Dataset items
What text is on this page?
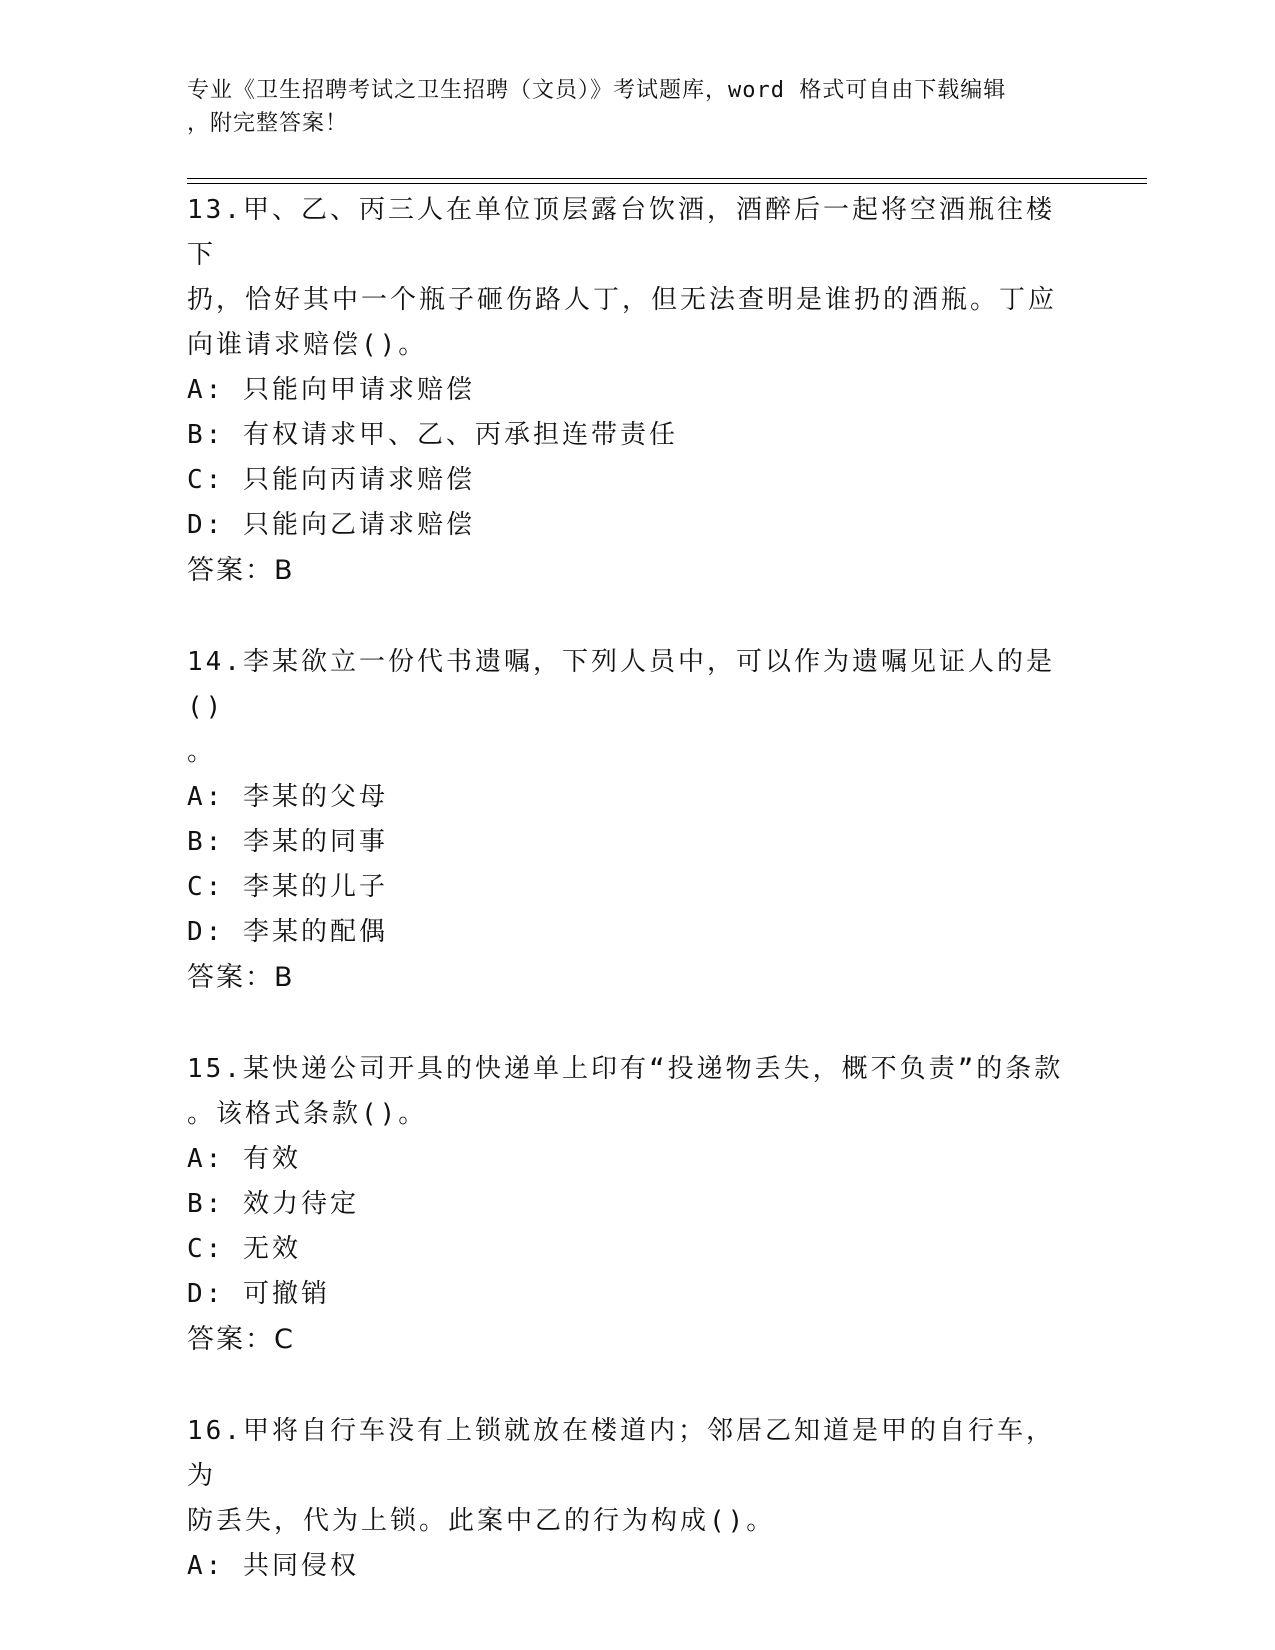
专业《卫生招聘考试之卫生招聘（文员）》考试题库，word 格式可自由下载编辑
，附完整答案！

13.甲、乙、丙三人在单位顶层露台饮酒，酒醉后一起将空酒瓶往楼下

扔，恰好其中一个瓶子砸伤路人丁，但无法查明是谁扔的酒瓶。丁应

向谁请求赔偿()。

A: 只能向甲请求赔偿

B: 有权请求甲、乙、丙承担连带责任

C: 只能向丙请求赔偿

D: 只能向乙请求赔偿

答案：B

14.李某欲立一份代书遗嘱，下列人员中，可以作为遗嘱见证人的是()

。

A: 李某的父母

B: 李某的同事

C: 李某的儿子

D: 李某的配偶

答案：B

15.某快递公司开具的快递单上印有“投递物丢失，概不负责”的条款

。该格式条款()。

A: 有效

B: 效力待定

C: 无效

D: 可撤销

答案：C

16.甲将自行车没有上锁就放在楼道内；邻居乙知道是甲的自行车，为

防丢失，代为上锁。此案中乙的行为构成()。

A: 共同侵权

*EXERCISE OBJECTIVE*
Restate every record exactly, please; do not copy the pictures.

*TASK RESPONSE*
What text is on this page?
专业《卫生招聘考试之卫生招聘（文员）》考试题库，word 格式可自由下载编辑
，附完整答案！

13.甲、乙、丙三人在单位顶层露台饮酒，酒醉后一起将空酒瓶往楼下

扔，恰好其中一个瓶子砸伤路人丁，但无法查明是谁扔的酒瓶。丁应

向谁请求赔偿()。

A: 只能向甲请求赔偿

B: 有权请求甲、乙、丙承担连带责任

C: 只能向丙请求赔偿

D: 只能向乙请求赔偿

答案：B

14.李某欲立一份代书遗嘱，下列人员中，可以作为遗嘱见证人的是()

。

A: 李某的父母

B: 李某的同事

C: 李某的儿子

D: 李某的配偶

答案：B

15.某快递公司开具的快递单上印有“投递物丢失，概不负责”的条款

。该格式条款()。

A: 有效

B: 效力待定

C: 无效

D: 可撤销

答案：C

16.甲将自行车没有上锁就放在楼道内；邻居乙知道是甲的自行车，为

防丢失，代为上锁。此案中乙的行为构成()。

A: 共同侵权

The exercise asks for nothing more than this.